■ Exercise directions
Write out every entry, unchanged. Skip any picture.

━━━━━ Data in this exercise ━━━━━

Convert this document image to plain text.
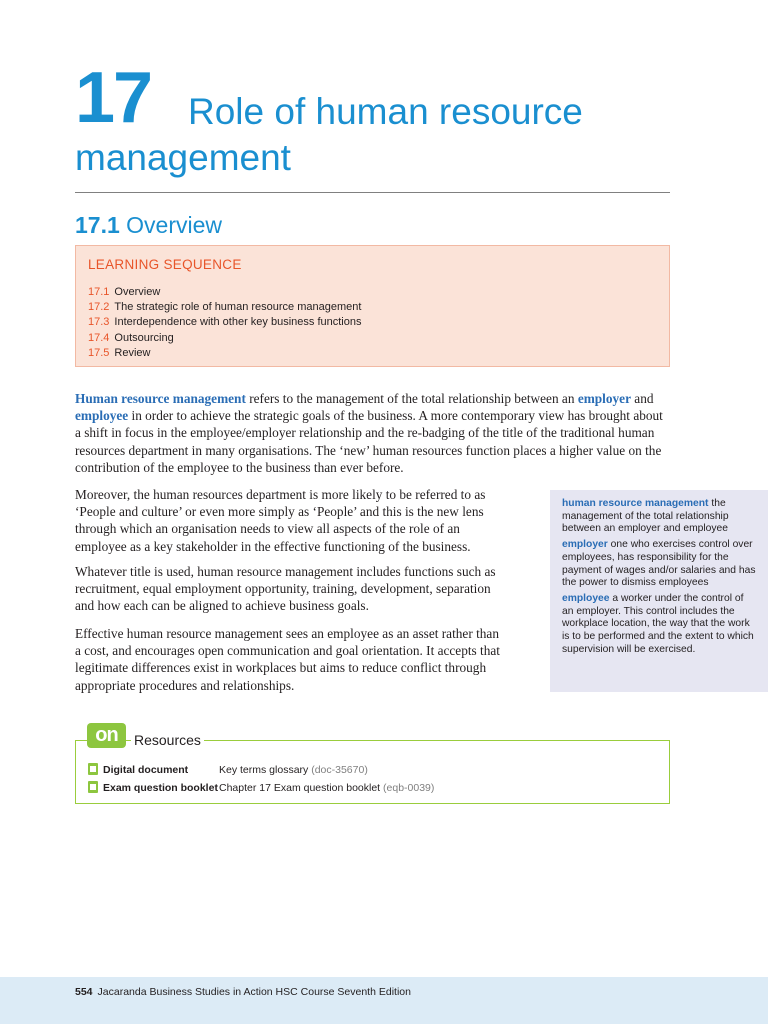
17 Role of human resource
management
17.1 Overview
LEARNING SEQUENCE
17.1 Overview
17.2 The strategic role of human resource management
17.3 Interdependence with other key business functions
17.4 Outsourcing
17.5 Review

Human resource management refers to the management of the total relationship between an employer and employee in order to achieve the strategic goals of the business. A more contemporary view has brought about a shift in focus in the employee/employer relationship and the re-badging of the title of the traditional human resources department in many organisations. The ‘new’ human resources function places a higher value on the contribution of the employee to the business than ever before.

Moreover, the human resources department is more likely to be referred to as ‘People and culture’ or even more simply as ‘People’ and this is the new lens through which an organisation needs to view all aspects of the role of an employee as a key stakeholder in the effective functioning of the business.

Whatever title is used, human resource management includes functions such as recruitment, equal employment opportunity, training, development, separation and how each can be aligned to achieve business goals.

Effective human resource management sees an employee as an asset rather than a cost, and encourages open communication and goal orientation. It accepts that legitimate differences exist in workplaces but aims to reduce conflict through appropriate procedures and relationships.

human resource management the management of the total relationship between an employer and employee
employer one who exercises control over employees, has responsibility for the payment of wages and/or salaries and has the power to dismiss employees
employee a worker under the control of an employer. This control includes the workplace location, the way that the work is to be performed and the extent to which supervision will be exercised.
on	Resources
Digital document	Key terms glossary (doc-35670)
Exam question bookletChapter 17 Exam question booklet (eqb-0039)
554 Jacaranda Business Studies in Action HSC Course Seventh Edition
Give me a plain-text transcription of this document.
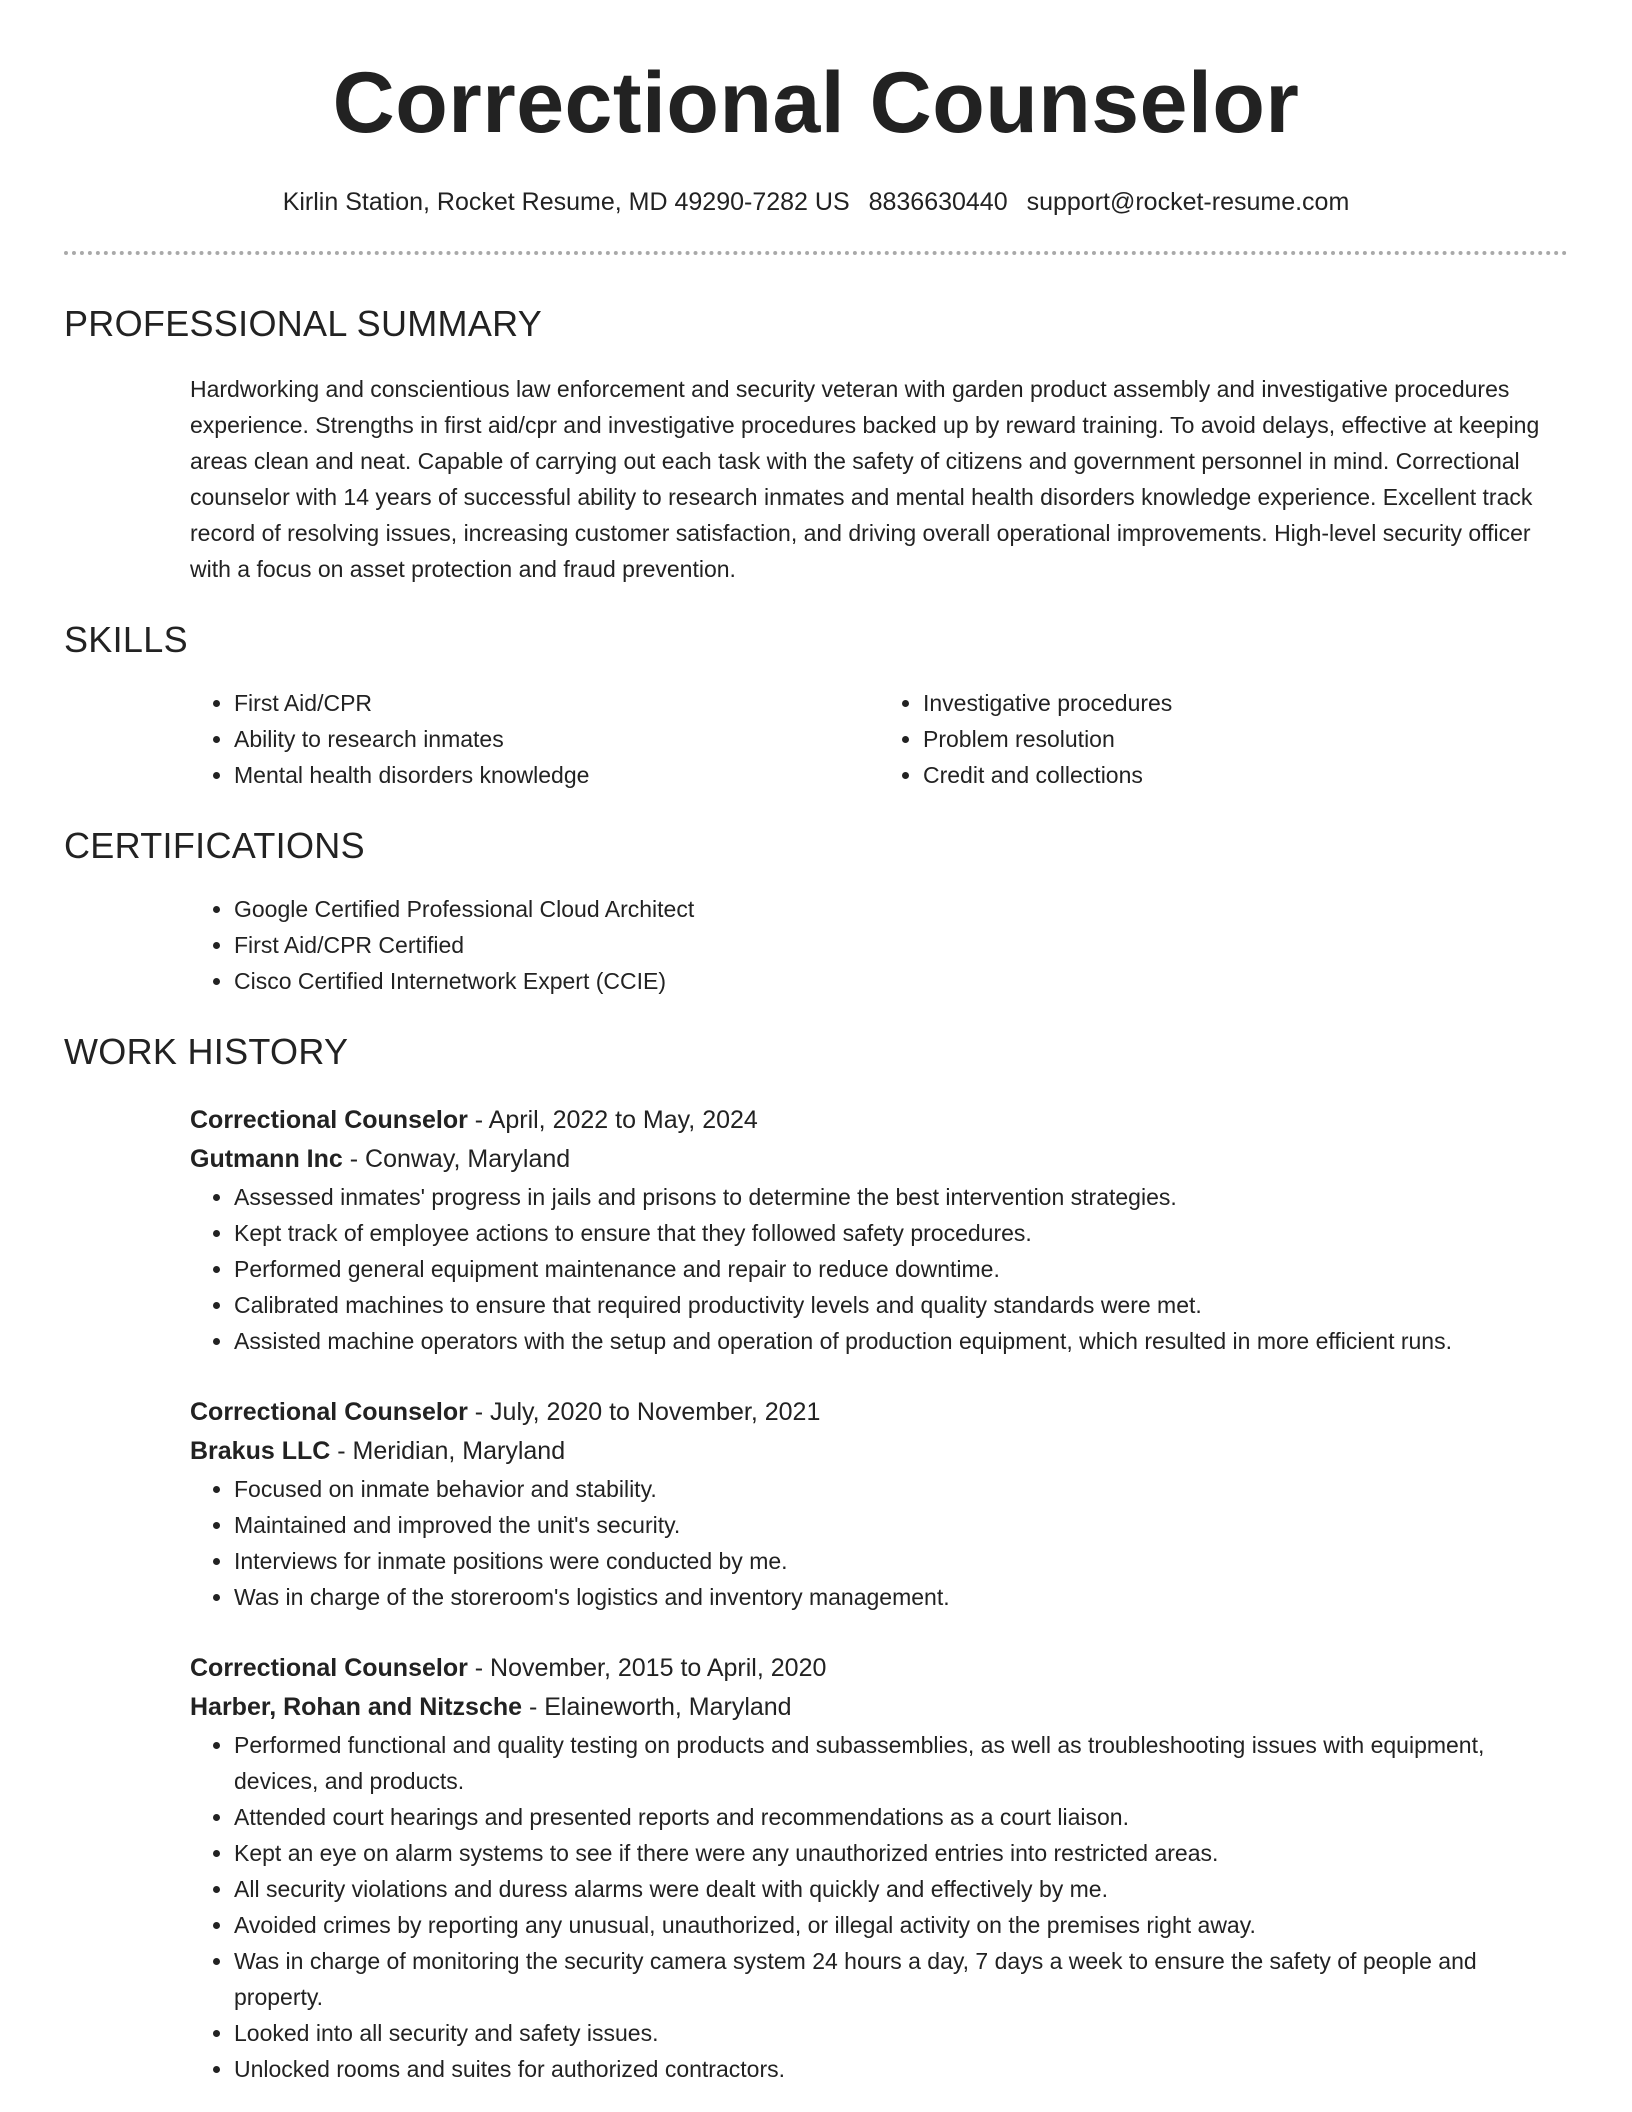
Correctional Counselor
Kirlin Station, Rocket Resume, MD 49290-7282 US 8836630440 support@rocket-resume.com
PROFESSIONAL SUMMARY

Hardworking and conscientious law enforcement and security veteran with garden product assembly and investigative procedures experience. Strengths in first aid/cpr and investigative procedures backed up by reward training. To avoid delays, effective at keeping areas clean and neat. Capable of carrying out each task with the safety of citizens and government personnel in mind. Correctional counselor with 14 years of successful ability to research inmates and mental health disorders knowledge experience. Excellent track record of resolving issues, increasing customer satisfaction, and driving overall operational improvements. High-level security officer with a focus on asset protection and fraud prevention.

SKILLS
• First Aid/CPR
• Ability to research inmates
• Mental health disorders knowledge
• Investigative procedures
• Problem resolution
• Credit and collections
CERTIFICATIONS
• Google Certified Professional Cloud Architect
• First Aid/CPR Certified
• Cisco Certified Internetwork Expert (CCIE)
WORK HISTORY
Correctional Counselor - April, 2022 to May, 2024
Gutmann Inc - Conway, Maryland
• Assessed inmates' progress in jails and prisons to determine the best intervention strategies.
• Kept track of employee actions to ensure that they followed safety procedures.
• Performed general equipment maintenance and repair to reduce downtime.
• Calibrated machines to ensure that required productivity levels and quality standards were met.
• Assisted machine operators with the setup and operation of production equipment, which resulted in more efficient runs.
Correctional Counselor - July, 2020 to November, 2021
Brakus LLC - Meridian, Maryland
• Focused on inmate behavior and stability.
• Maintained and improved the unit's security.
• Interviews for inmate positions were conducted by me.
• Was in charge of the storeroom's logistics and inventory management.
Correctional Counselor - November, 2015 to April, 2020
Harber, Rohan and Nitzsche - Elaineworth, Maryland
• Performed functional and quality testing on products and subassemblies, as well as troubleshooting issues with equipment, devices, and products.
• Attended court hearings and presented reports and recommendations as a court liaison.
• Kept an eye on alarm systems to see if there were any unauthorized entries into restricted areas.
• All security violations and duress alarms were dealt with quickly and effectively by me.
• Avoided crimes by reporting any unusual, unauthorized, or illegal activity on the premises right away.
• Was in charge of monitoring the security camera system 24 hours a day, 7 days a week to ensure the safety of people and property.
• Looked into all security and safety issues.
• Unlocked rooms and suites for authorized contractors.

━━━━━

■ Result of the task
Convert this document image to plain text.
17 Role of human resource
management
17.1 Overview
LEARNING SEQUENCE
17.1 Overview
17.2 The strategic role of human resource management
17.3 Interdependence with other key business functions
17.4 Outsourcing
17.5 Review

Human resource management refers to the management of the total relationship between an employer and employee in order to achieve the strategic goals of the business. A more contemporary view has brought about a shift in focus in the employee/employer relationship and the re-badging of the title of the traditional human resources department in many organisations. The ‘new’ human resources function places a higher value on the contribution of the employee to the business than ever before.

Moreover, the human resources department is more likely to be referred to as ‘People and culture’ or even more simply as ‘People’ and this is the new lens through which an organisation needs to view all aspects of the role of an employee as a key stakeholder in the effective functioning of the business.

Whatever title is used, human resource management includes functions such as recruitment, equal employment opportunity, training, development, separation and how each can be aligned to achieve business goals.

Effective human resource management sees an employee as an asset rather than a cost, and encourages open communication and goal orientation. It accepts that legitimate differences exist in workplaces but aims to reduce conflict through appropriate procedures and relationships.

human resource management the management of the total relationship between an employer and employee
employer one who exercises control over employees, has responsibility for the payment of wages and/or salaries and has the power to dismiss employees
employee a worker under the control of an employer. This control includes the workplace location, the way that the work is to be performed and the extent to which supervision will be exercised.
on	Resources
Digital document	Key terms glossary (doc-35670)
Exam question bookletChapter 17 Exam question booklet (eqb-0039)
554 Jacaranda Business Studies in Action HSC Course Seventh Edition
Give me a plain-text transcription of this document.
Correctional Counselor
Kirlin Station, Rocket Resume, MD 49290-7282 US 8836630440 support@rocket-resume.com
PROFESSIONAL SUMMARY

Hardworking and conscientious law enforcement and security veteran with garden product assembly and investigative procedures experience. Strengths in first aid/cpr and investigative procedures backed up by reward training. To avoid delays, effective at keeping areas clean and neat. Capable of carrying out each task with the safety of citizens and government personnel in mind. Correctional counselor with 14 years of successful ability to research inmates and mental health disorders knowledge experience. Excellent track record of resolving issues, increasing customer satisfaction, and driving overall operational improvements. High-level security officer with a focus on asset protection and fraud prevention.

SKILLS
• First Aid/CPR
• Ability to research inmates
• Mental health disorders knowledge
• Investigative procedures
• Problem resolution
• Credit and collections
CERTIFICATIONS
• Google Certified Professional Cloud Architect
• First Aid/CPR Certified
• Cisco Certified Internetwork Expert (CCIE)
WORK HISTORY
Correctional Counselor - April, 2022 to May, 2024
Gutmann Inc - Conway, Maryland
• Assessed inmates' progress in jails and prisons to determine the best intervention strategies.
• Kept track of employee actions to ensure that they followed safety procedures.
• Performed general equipment maintenance and repair to reduce downtime.
• Calibrated machines to ensure that required productivity levels and quality standards were met.
• Assisted machine operators with the setup and operation of production equipment, which resulted in more efficient runs.
Correctional Counselor - July, 2020 to November, 2021
Brakus LLC - Meridian, Maryland
• Focused on inmate behavior and stability.
• Maintained and improved the unit's security.
• Interviews for inmate positions were conducted by me.
• Was in charge of the storeroom's logistics and inventory management.
Correctional Counselor - November, 2015 to April, 2020
Harber, Rohan and Nitzsche - Elaineworth, Maryland
• Performed functional and quality testing on products and subassemblies, as well as troubleshooting issues with equipment, devices, and products.
• Attended court hearings and presented reports and recommendations as a court liaison.
• Kept an eye on alarm systems to see if there were any unauthorized entries into restricted areas.
• All security violations and duress alarms were dealt with quickly and effectively by me.
• Avoided crimes by reporting any unusual, unauthorized, or illegal activity on the premises right away.
• Was in charge of monitoring the security camera system 24 hours a day, 7 days a week to ensure the safety of people and property.
• Looked into all security and safety issues.
• Unlocked rooms and suites for authorized contractors.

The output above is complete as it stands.